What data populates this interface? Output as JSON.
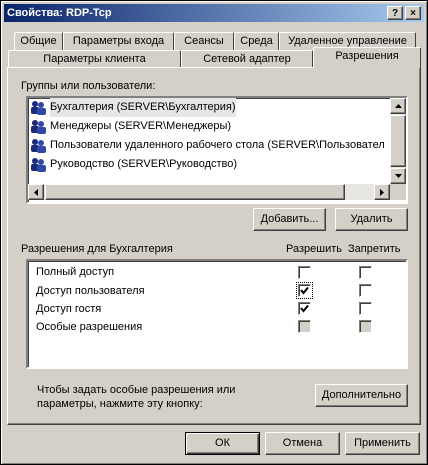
{
  "window": {
    "title": "Свойства: RDP-Tcp",
    "help_label": "?",
    "close_label": "×"
  },
  "tabs_row1": [
    "Общие",
    "Параметры входа",
    "Сеансы",
    "Среда",
    "Удаленное управление"
  ],
  "tabs_row2": [
    "Параметры клиента",
    "Сетевой адаптер",
    "Разрешения"
  ],
  "groups": {
    "label": "Группы или пользователи:",
    "items": [
      "Бухгалтерия (SERVER\\Бухгалтерия)",
      "Менеджеры (SERVER\\Менеджеры)",
      "Пользователи удаленного рабочего стола (SERVER\\Пользовател",
      "Руководство (SERVER\\Руководство)"
    ],
    "selected_index": 0
  },
  "group_buttons": {
    "add": "Добавить...",
    "remove": "Удалить"
  },
  "permissions": {
    "label": "Разрешения для Бухгалтерия",
    "allow_header": "Разрешить",
    "deny_header": "Запретить",
    "rows": [
      {
        "name": "Полный доступ",
        "allow": false,
        "deny": false,
        "allow_disabled": false,
        "deny_disabled": false
      },
      {
        "name": "Доступ пользователя",
        "allow": true,
        "deny": false,
        "allow_disabled": false,
        "deny_disabled": false
      },
      {
        "name": "Доступ гостя",
        "allow": true,
        "deny": false,
        "allow_disabled": false,
        "deny_disabled": false
      },
      {
        "name": "Особые разрешения",
        "allow": false,
        "deny": false,
        "allow_disabled": true,
        "deny_disabled": true
      }
    ]
  },
  "advanced": {
    "hint_line1": "Чтобы задать особые разрешения или",
    "hint_line2": "параметры, нажмите эту кнопку:",
    "button": "Дополнительно"
  },
  "footer": {
    "ok": "ОК",
    "cancel": "Отмена",
    "apply": "Применить"
  }
}
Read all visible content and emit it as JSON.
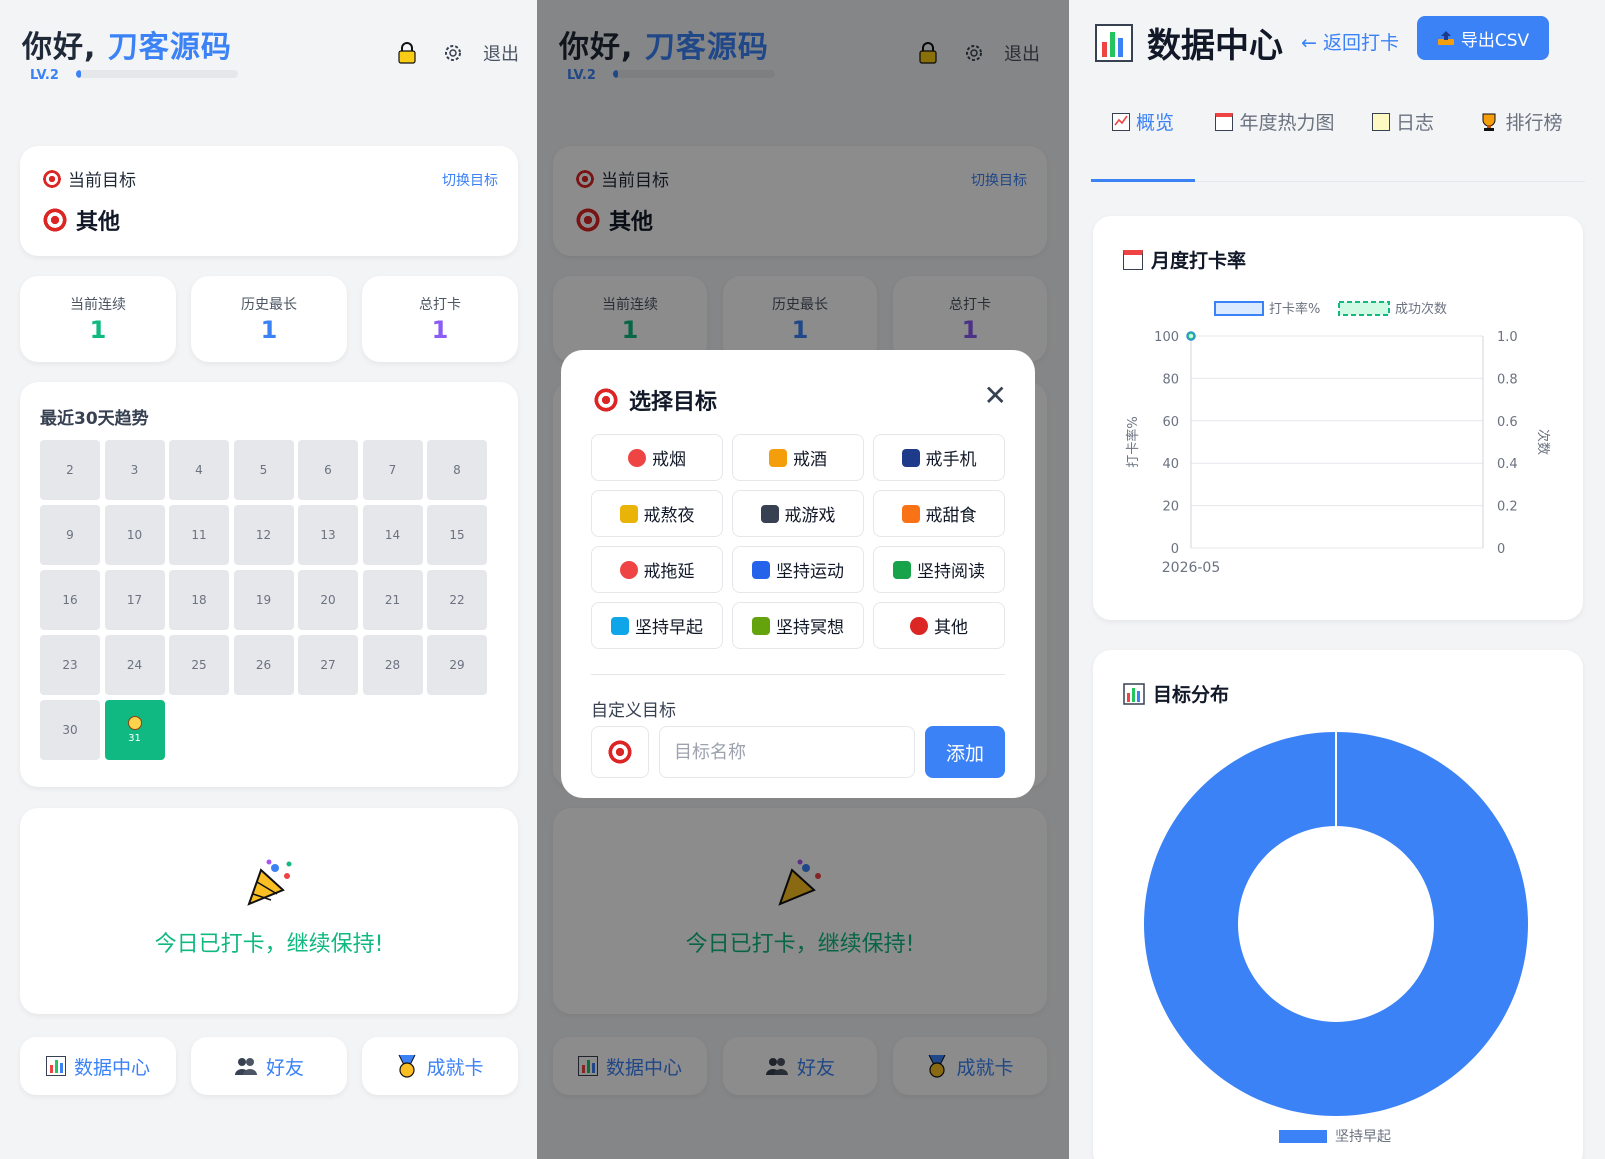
{
  "header": {
    "greeting": "你好,",
    "username": "刀客源码",
    "level": "LV.2",
    "level_progress": 0.03,
    "logout": "退出",
    "lock_icon": "lock-icon",
    "settings_icon": "gear-icon"
  },
  "goal": {
    "label": "当前目标",
    "switch": "切换目标",
    "name": "其他"
  },
  "stats": [
    {
      "label": "当前连续",
      "value": "1",
      "color": "#10b981"
    },
    {
      "label": "历史最长",
      "value": "1",
      "color": "#3b82f6"
    },
    {
      "label": "总打卡",
      "value": "1",
      "color": "#8b5cf6"
    }
  ],
  "trend": {
    "title": "最近30天趋势",
    "days": [
      "2",
      "3",
      "4",
      "5",
      "6",
      "7",
      "8",
      "9",
      "10",
      "11",
      "12",
      "13",
      "14",
      "15",
      "16",
      "17",
      "18",
      "19",
      "20",
      "21",
      "22",
      "23",
      "24",
      "25",
      "26",
      "27",
      "28",
      "29",
      "30",
      "31"
    ],
    "done_day": "31"
  },
  "checkin": {
    "message": "今日已打卡，继续保持!"
  },
  "nav": [
    {
      "label": "数据中心",
      "icon": "bar-chart-icon"
    },
    {
      "label": "好友",
      "icon": "users-icon"
    },
    {
      "label": "成就卡",
      "icon": "medal-icon"
    }
  ],
  "modal": {
    "title": "选择目标",
    "options": [
      {
        "label": "戒烟",
        "icon": "no-smoking-icon",
        "color": "#ef4444"
      },
      {
        "label": "戒酒",
        "icon": "beer-icon",
        "color": "#f59e0b"
      },
      {
        "label": "戒手机",
        "icon": "phone-icon",
        "color": "#1e3a8a"
      },
      {
        "label": "戒熬夜",
        "icon": "moon-icon",
        "color": "#eab308"
      },
      {
        "label": "戒游戏",
        "icon": "gamepad-icon",
        "color": "#374151"
      },
      {
        "label": "戒甜食",
        "icon": "cake-icon",
        "color": "#f97316"
      },
      {
        "label": "戒拖延",
        "icon": "alarm-clock-icon",
        "color": "#ef4444"
      },
      {
        "label": "坚持运动",
        "icon": "runner-icon",
        "color": "#2563eb"
      },
      {
        "label": "坚持阅读",
        "icon": "book-icon",
        "color": "#16a34a"
      },
      {
        "label": "坚持早起",
        "icon": "sunrise-icon",
        "color": "#0ea5e9"
      },
      {
        "label": "坚持冥想",
        "icon": "meditation-icon",
        "color": "#65a30d"
      },
      {
        "label": "其他",
        "icon": "target-icon",
        "color": "#dc2626"
      }
    ],
    "custom_label": "自定义目标",
    "name_placeholder": "目标名称",
    "add_label": "添加"
  },
  "data_center": {
    "title": "数据中心",
    "back": "← 返回打卡",
    "export": "导出CSV",
    "tabs": [
      {
        "label": "概览",
        "icon": "chart-check-icon",
        "active": true
      },
      {
        "label": "年度热力图",
        "icon": "calendar-icon",
        "active": false
      },
      {
        "label": "日志",
        "icon": "memo-icon",
        "active": false
      },
      {
        "label": "排行榜",
        "icon": "trophy-icon",
        "active": false
      }
    ],
    "monthly_title": "月度打卡率",
    "distribution_title": "目标分布"
  },
  "chart_data": [
    {
      "type": "line",
      "title": "月度打卡率",
      "x": [
        "2026-05"
      ],
      "series": [
        {
          "name": "打卡率%",
          "values": [
            100
          ],
          "axis": "left",
          "color": "#3b82f6",
          "style": "solid"
        },
        {
          "name": "成功次数",
          "values": [
            1
          ],
          "axis": "right",
          "color": "#10b981",
          "style": "dashed"
        }
      ],
      "ylabel": "打卡率%",
      "y2label": "次数",
      "ylim": [
        0,
        100
      ],
      "y2lim": [
        0,
        1.0
      ],
      "yticks": [
        "0",
        "20",
        "40",
        "60",
        "80",
        "100"
      ],
      "y2ticks": [
        "0",
        "0.2",
        "0.4",
        "0.6",
        "0.8",
        "1.0"
      ],
      "legend": "top"
    },
    {
      "type": "pie",
      "title": "目标分布",
      "categories": [
        "坚持早起"
      ],
      "values": [
        1
      ],
      "colors": [
        "#3b82f6"
      ],
      "donut": true,
      "legend": "bottom"
    }
  ]
}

++++++

▶ [Written request] All lines above containing the string "Бухгалтерия" are to be collected.

▶ [Response to the task]
      "Бухгалтерия (SERVER\\Бухгалтерия)",
    "label": "Разрешения для Бухгалтерия",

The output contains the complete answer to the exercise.